== DATASET EXCERPTS ==
[start]
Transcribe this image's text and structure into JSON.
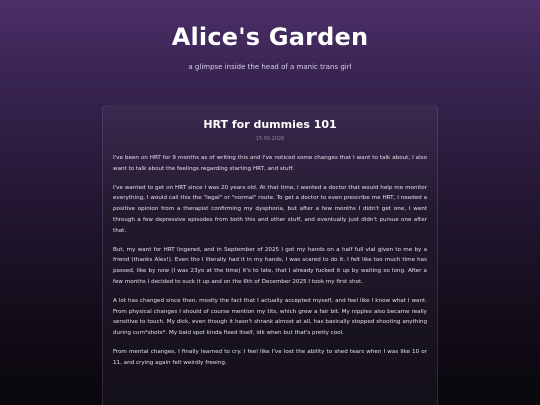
{
  "site": {
    "title": "Alice's Garden",
    "tagline": "a glimpse inside the head of a manic trans girl"
  },
  "post": {
    "title": "HRT for dummies 101",
    "date": "15.09.2026",
    "paragraphs": [
      "I've been on HRT for 9 months as of writing this and I've noticed some changes that I want to talk about, I also want to talk about the feelings regarding starting HRT, and stuff.",
      "I've wanted to get on HRT since I was 20 years old. At that time, I wanted a doctor that would help me monitor everything, I would call this the \"legal\" or \"normal\" route. To get a doctor to even prescribe me HRT, I needed a positive opinion from a therapist confirming my dysphoria, but after a few months I didn't get one, I went through a few depressive episodes from both this and other stuff, and eventually just didn't pursue one after that.",
      "But, my want for HRT lingered, and in September of 2025 I got my hands on a half full vial given to me by a friend (thanks Alex!). Even tho I literally had it in my hands, I was scared to do it. I felt like too much time has passed, like by now (I was 23yo at the time) it's to late, that I already fucked it up by waiting so long. After a few months I decided to suck it up and on the 6th of December 2025 I took my first shot.",
      "A lot has changed since then, mostly the fact that I actually accepted myself, and feel like I know what I want. From physical changes I should of course mention my tits, which grew a fair bit. My nipples also became really sensitive to touch. My dick, even though it hasn't shrank almost at all, has basically stopped shooting anything during cum*shots*. My bald spot kinda fixed itself, idk when but that's pretty cool.",
      "From mental changes, I finally learned to cry. I feel like I've lost the ability to shed tears when I was like 10 or 11, and crying again felt weirdly freeing."
    ]
  }
}
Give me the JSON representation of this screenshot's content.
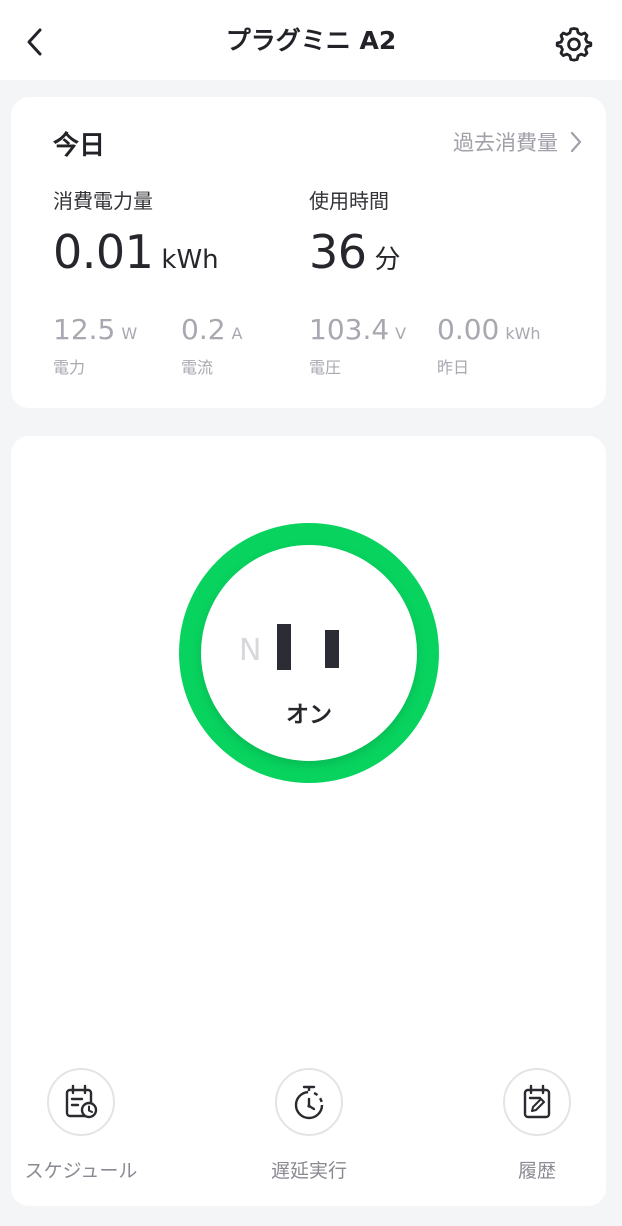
{
  "header": {
    "title": "プラグミニ A2"
  },
  "stats": {
    "today_label": "今日",
    "history_link": "過去消費量",
    "energy": {
      "label": "消費電力量",
      "value": "0.01",
      "unit": "kWh"
    },
    "usage_time": {
      "label": "使用時間",
      "value": "36",
      "unit": "分"
    },
    "details": [
      {
        "value": "12.5",
        "unit": "W",
        "label": "電力"
      },
      {
        "value": "0.2",
        "unit": "A",
        "label": "電流"
      },
      {
        "value": "103.4",
        "unit": "V",
        "label": "電圧"
      },
      {
        "value": "0.00",
        "unit": "kWh",
        "label": "昨日"
      }
    ]
  },
  "control": {
    "n_label": "N",
    "state": "オン",
    "ring_color": "#08d35f"
  },
  "actions": [
    {
      "label": "スケジュール",
      "icon": "calendar-clock-icon"
    },
    {
      "label": "遅延実行",
      "icon": "stopwatch-icon"
    },
    {
      "label": "履歴",
      "icon": "note-edit-icon"
    }
  ]
}
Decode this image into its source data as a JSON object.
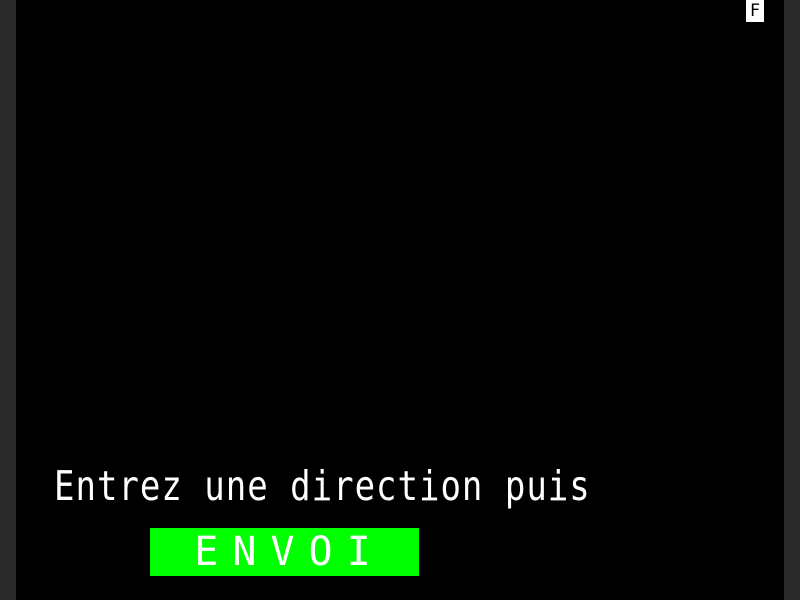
{
  "status": {
    "indicator": "F"
  },
  "prompt": {
    "text": "Entrez une direction puis"
  },
  "send_key": {
    "label": "ENVOI"
  },
  "colors": {
    "background": "#000000",
    "text": "#ffffff",
    "send_key_background": "#00ff00",
    "indicator_background": "#ffffff"
  }
}
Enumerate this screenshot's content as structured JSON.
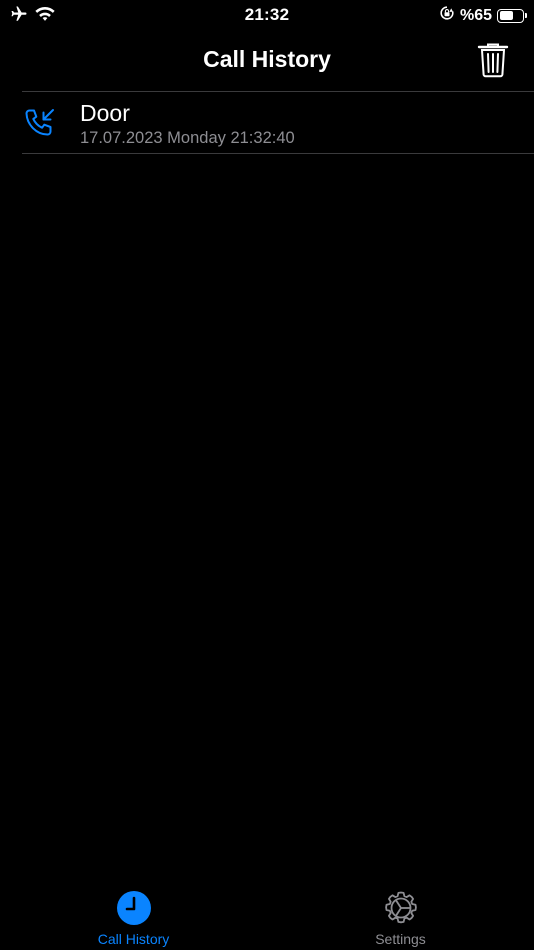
{
  "status_bar": {
    "time": "21:32",
    "battery_text": "%65",
    "battery_level_percent": 65,
    "icons": [
      "airplane-icon",
      "wifi-icon",
      "orientation-lock-icon",
      "battery-icon"
    ]
  },
  "nav": {
    "title": "Call History",
    "trash_icon": "trash-icon"
  },
  "calls": [
    {
      "name": "Door",
      "datetime": "17.07.2023 Monday 21:32:40",
      "direction": "incoming",
      "icon": "incoming-call-icon"
    }
  ],
  "tabs": [
    {
      "label": "Call History",
      "icon": "clock-icon",
      "active": true
    },
    {
      "label": "Settings",
      "icon": "gear-icon",
      "active": false
    }
  ],
  "colors": {
    "background": "#000000",
    "accent": "#0a84ff",
    "secondary_text": "#8e8e93",
    "divider": "#3a3a3c"
  }
}
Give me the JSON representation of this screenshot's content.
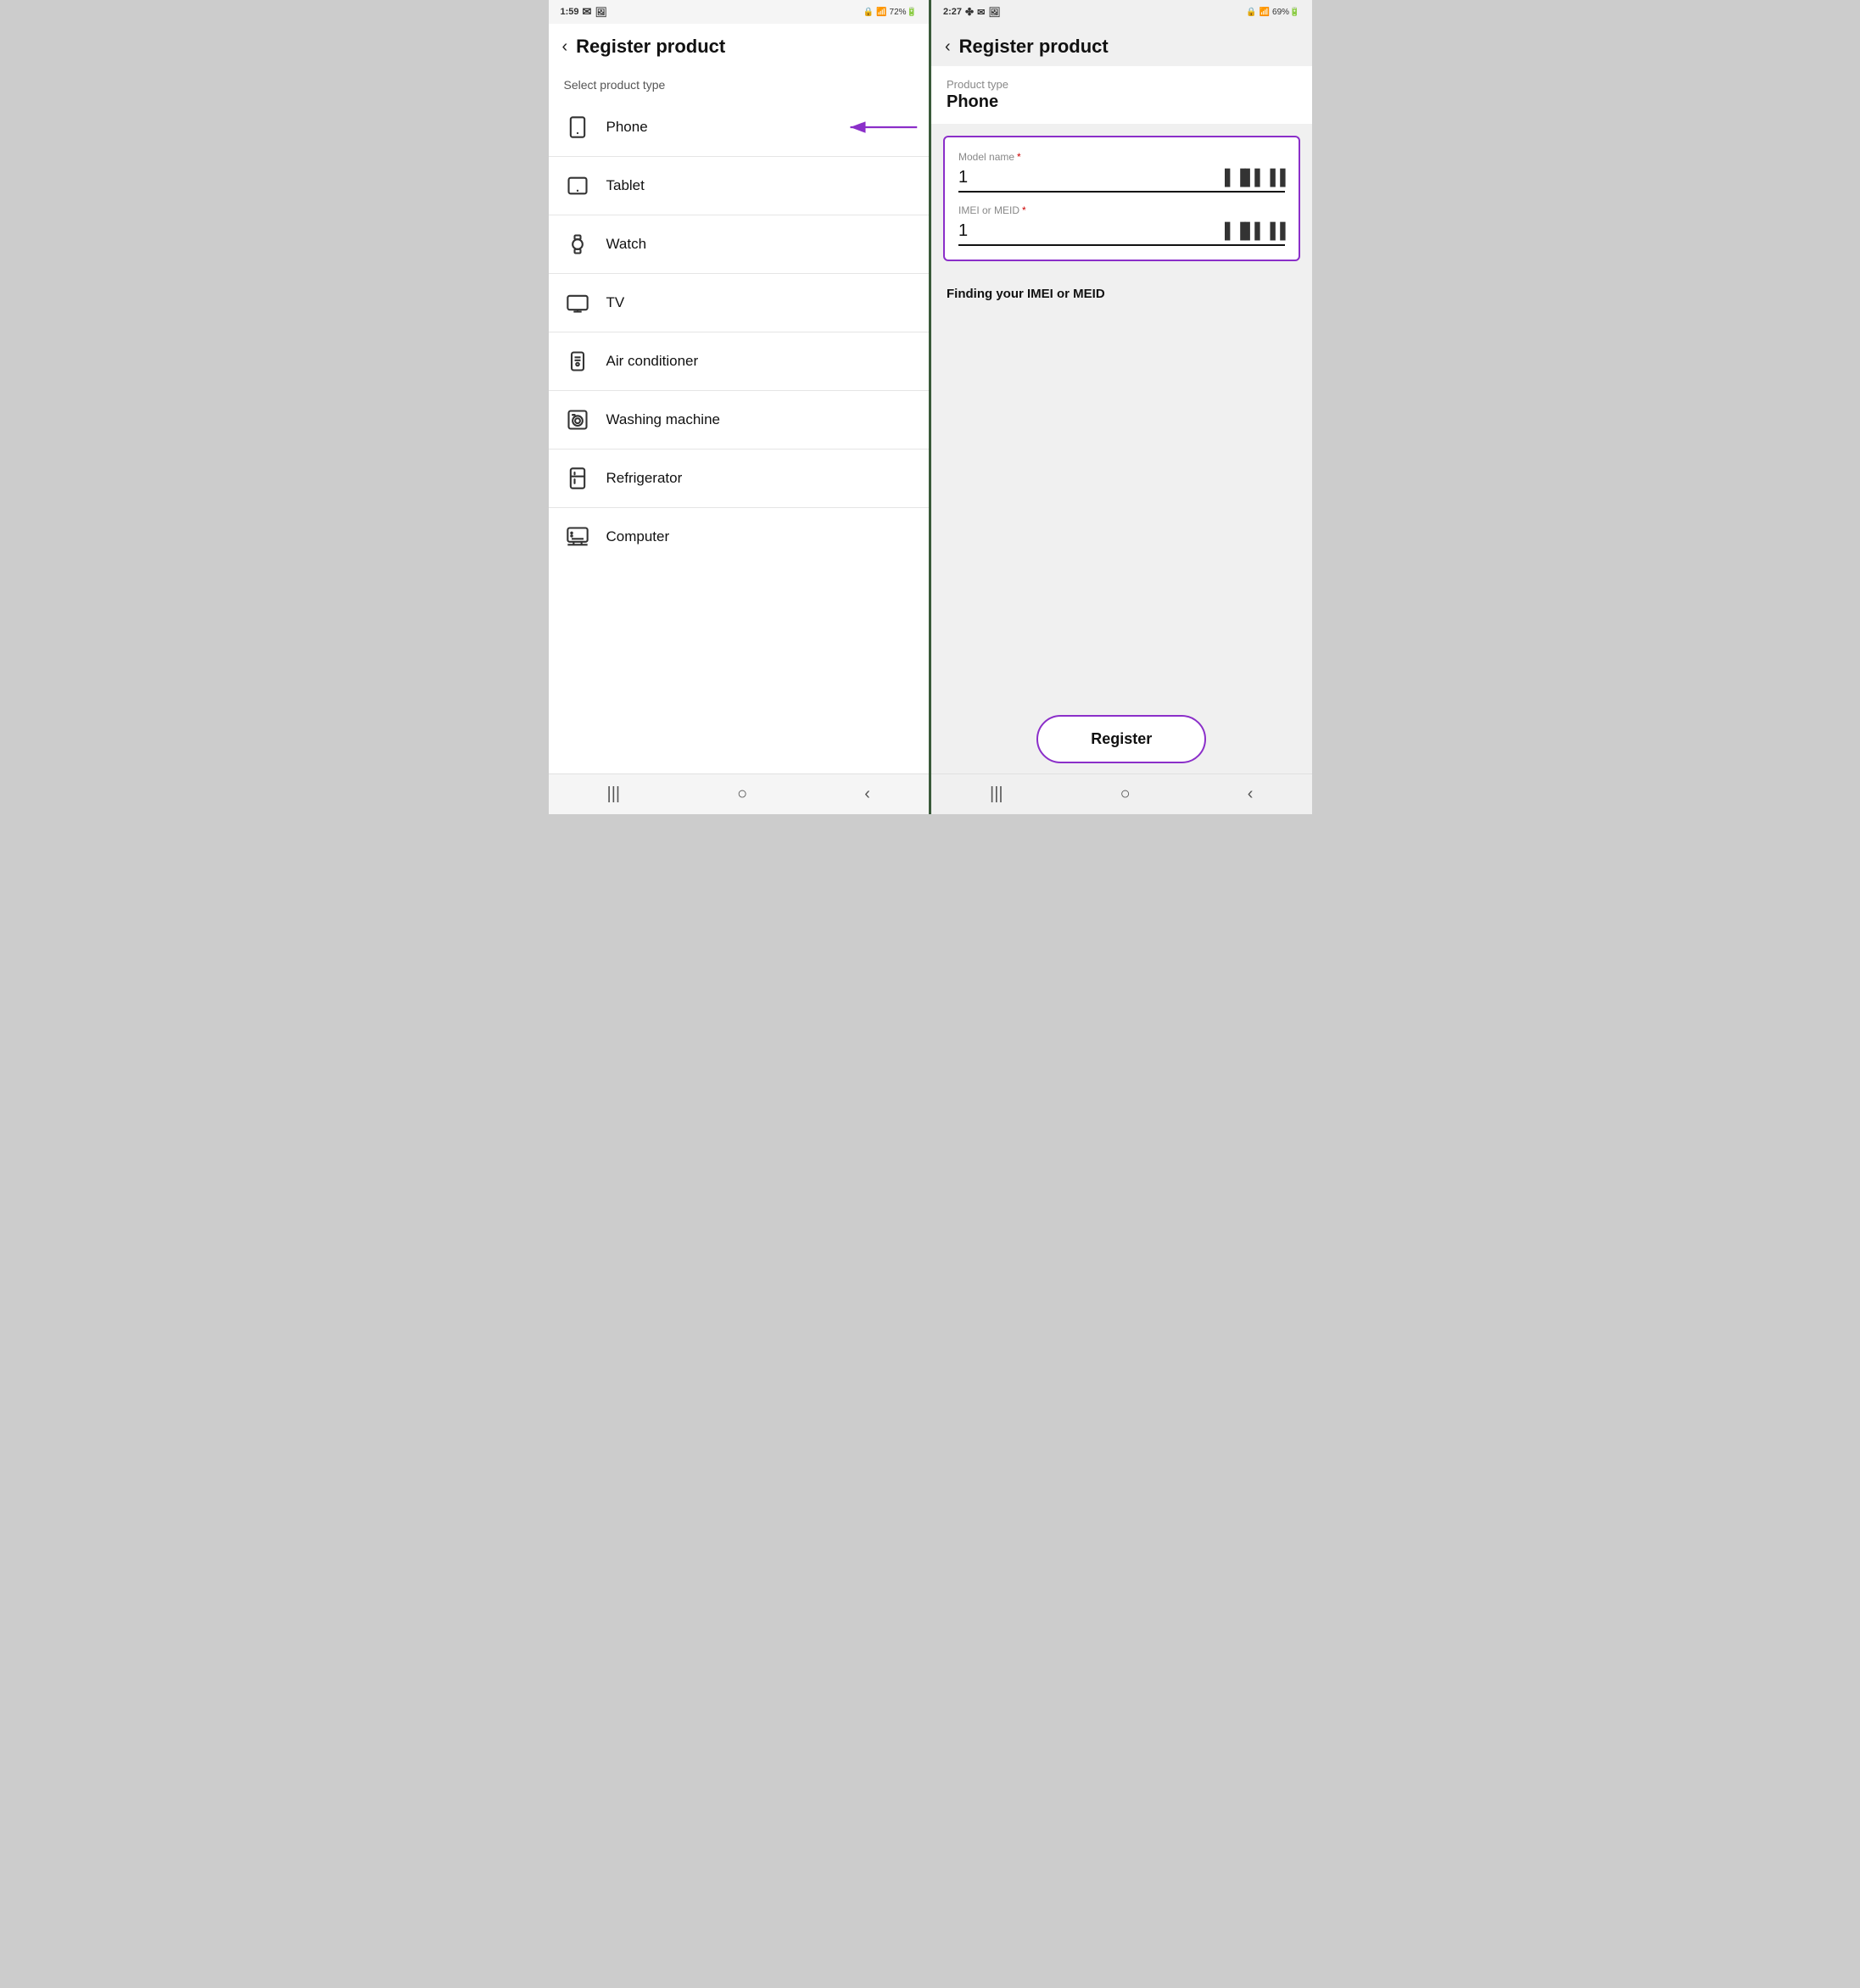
[end]
== YOUR INSTRUCTIONS ==
Leave out the pictures and retype every line above exactly.

== EXERCISE SOLUTION ==
Transcribe this image's text and structure into JSON.
{
  "site": {
    "title": "Alice's Garden",
    "tagline": "a glimpse inside the head of a manic trans girl"
  },
  "post": {
    "title": "HRT for dummies 101",
    "date": "15.09.2026",
    "paragraphs": [
      "I've been on HRT for 9 months as of writing this and I've noticed some changes that I want to talk about, I also want to talk about the feelings regarding starting HRT, and stuff.",
      "I've wanted to get on HRT since I was 20 years old. At that time, I wanted a doctor that would help me monitor everything, I would call this the \"legal\" or \"normal\" route. To get a doctor to even prescribe me HRT, I needed a positive opinion from a therapist confirming my dysphoria, but after a few months I didn't get one, I went through a few depressive episodes from both this and other stuff, and eventually just didn't pursue one after that.",
      "But, my want for HRT lingered, and in September of 2025 I got my hands on a half full vial given to me by a friend (thanks Alex!). Even tho I literally had it in my hands, I was scared to do it. I felt like too much time has passed, like by now (I was 23yo at the time) it's to late, that I already fucked it up by waiting so long. After a few months I decided to suck it up and on the 6th of December 2025 I took my first shot.",
      "A lot has changed since then, mostly the fact that I actually accepted myself, and feel like I know what I want. From physical changes I should of course mention my tits, which grew a fair bit. My nipples also became really sensitive to touch. My dick, even though it hasn't shrank almost at all, has basically stopped shooting anything during cum*shots*. My bald spot kinda fixed itself, idk when but that's pretty cool.",
      "From mental changes, I finally learned to cry. I feel like I've lost the ability to shed tears when I was like 10 or 11, and crying again felt weirdly freeing."
    ]
  }
}
Give me the JSON representation of this screenshot's content.
{
  "header": {
    "title": "プラグミニ A2"
  },
  "stats": {
    "today_label": "今日",
    "history_link": "過去消費量",
    "energy": {
      "label": "消費電力量",
      "value": "0.01",
      "unit": "kWh"
    },
    "usage_time": {
      "label": "使用時間",
      "value": "36",
      "unit": "分"
    },
    "details": [
      {
        "value": "12.5",
        "unit": "W",
        "label": "電力"
      },
      {
        "value": "0.2",
        "unit": "A",
        "label": "電流"
      },
      {
        "value": "103.4",
        "unit": "V",
        "label": "電圧"
      },
      {
        "value": "0.00",
        "unit": "kWh",
        "label": "昨日"
      }
    ]
  },
  "control": {
    "n_label": "N",
    "state": "オン",
    "ring_color": "#08d35f"
  },
  "actions": [
    {
      "label": "スケジュール",
      "icon": "calendar-clock-icon"
    },
    {
      "label": "遅延実行",
      "icon": "stopwatch-icon"
    },
    {
      "label": "履歴",
      "icon": "note-edit-icon"
    }
  ]
}
Decode this image into its source data as a JSON object.
{
  "status": {
    "indicator": "F"
  },
  "prompt": {
    "text": "Entrez une direction puis"
  },
  "send_key": {
    "label": "ENVOI"
  },
  "colors": {
    "background": "#000000",
    "text": "#ffffff",
    "send_key_background": "#00ff00",
    "indicator_background": "#ffffff"
  }
}
Enumerate this screenshot's content as structured JSON.
{
  "status_bar": {
    "time": "21:32",
    "battery_text": "%65",
    "battery_level_percent": 65,
    "icons": [
      "airplane-icon",
      "wifi-icon",
      "orientation-lock-icon",
      "battery-icon"
    ]
  },
  "nav": {
    "title": "Call History",
    "trash_icon": "trash-icon"
  },
  "calls": [
    {
      "name": "Door",
      "datetime": "17.07.2023 Monday 21:32:40",
      "direction": "incoming",
      "icon": "incoming-call-icon"
    }
  ],
  "tabs": [
    {
      "label": "Call History",
      "icon": "clock-icon",
      "active": true
    },
    {
      "label": "Settings",
      "icon": "gear-icon",
      "active": false
    }
  ],
  "colors": {
    "background": "#000000",
    "accent": "#0a84ff",
    "secondary_text": "#8e8e93",
    "divider": "#3a3a3c"
  }
}
Give me the JSON representation of this screenshot's content.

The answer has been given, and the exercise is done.